▶ _Data in this exercise_:

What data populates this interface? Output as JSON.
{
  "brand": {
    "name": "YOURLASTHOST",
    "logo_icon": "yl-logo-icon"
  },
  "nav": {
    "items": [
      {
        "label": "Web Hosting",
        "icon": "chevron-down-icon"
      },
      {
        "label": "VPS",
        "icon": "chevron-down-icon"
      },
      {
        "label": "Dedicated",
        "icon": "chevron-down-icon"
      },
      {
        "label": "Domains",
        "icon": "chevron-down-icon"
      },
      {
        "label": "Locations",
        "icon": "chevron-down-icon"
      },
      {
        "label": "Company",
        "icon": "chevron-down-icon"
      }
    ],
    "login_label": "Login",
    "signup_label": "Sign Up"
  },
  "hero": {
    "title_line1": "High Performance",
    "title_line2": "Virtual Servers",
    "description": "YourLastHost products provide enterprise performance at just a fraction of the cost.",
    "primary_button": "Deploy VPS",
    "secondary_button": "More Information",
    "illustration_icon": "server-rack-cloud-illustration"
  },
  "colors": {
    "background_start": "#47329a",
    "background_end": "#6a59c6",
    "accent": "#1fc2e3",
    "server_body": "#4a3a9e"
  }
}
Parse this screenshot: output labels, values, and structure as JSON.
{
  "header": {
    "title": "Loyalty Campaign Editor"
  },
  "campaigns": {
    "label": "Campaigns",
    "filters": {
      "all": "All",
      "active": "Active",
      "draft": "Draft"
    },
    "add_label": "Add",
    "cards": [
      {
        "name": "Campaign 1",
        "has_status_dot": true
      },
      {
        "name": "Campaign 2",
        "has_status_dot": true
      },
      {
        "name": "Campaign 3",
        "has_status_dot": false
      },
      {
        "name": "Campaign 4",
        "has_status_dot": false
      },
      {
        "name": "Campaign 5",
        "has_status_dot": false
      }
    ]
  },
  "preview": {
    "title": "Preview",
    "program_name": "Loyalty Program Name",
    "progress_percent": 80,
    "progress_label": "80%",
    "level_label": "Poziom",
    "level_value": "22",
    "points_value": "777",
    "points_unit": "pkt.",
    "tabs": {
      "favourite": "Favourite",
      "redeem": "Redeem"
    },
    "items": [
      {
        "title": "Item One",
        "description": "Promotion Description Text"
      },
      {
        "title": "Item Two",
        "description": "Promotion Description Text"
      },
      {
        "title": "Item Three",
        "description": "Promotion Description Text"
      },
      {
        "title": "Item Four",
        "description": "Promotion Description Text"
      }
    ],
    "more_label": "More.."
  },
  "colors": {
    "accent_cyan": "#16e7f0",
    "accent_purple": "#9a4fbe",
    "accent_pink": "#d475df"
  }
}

▶ _Task instructions_: Each line in the data that holds the string "JSON" should be found and copied.

▶ _Expected output_:
What data populates this interface? Output as JSON.
Parse this screenshot: output labels, values, and structure as JSON.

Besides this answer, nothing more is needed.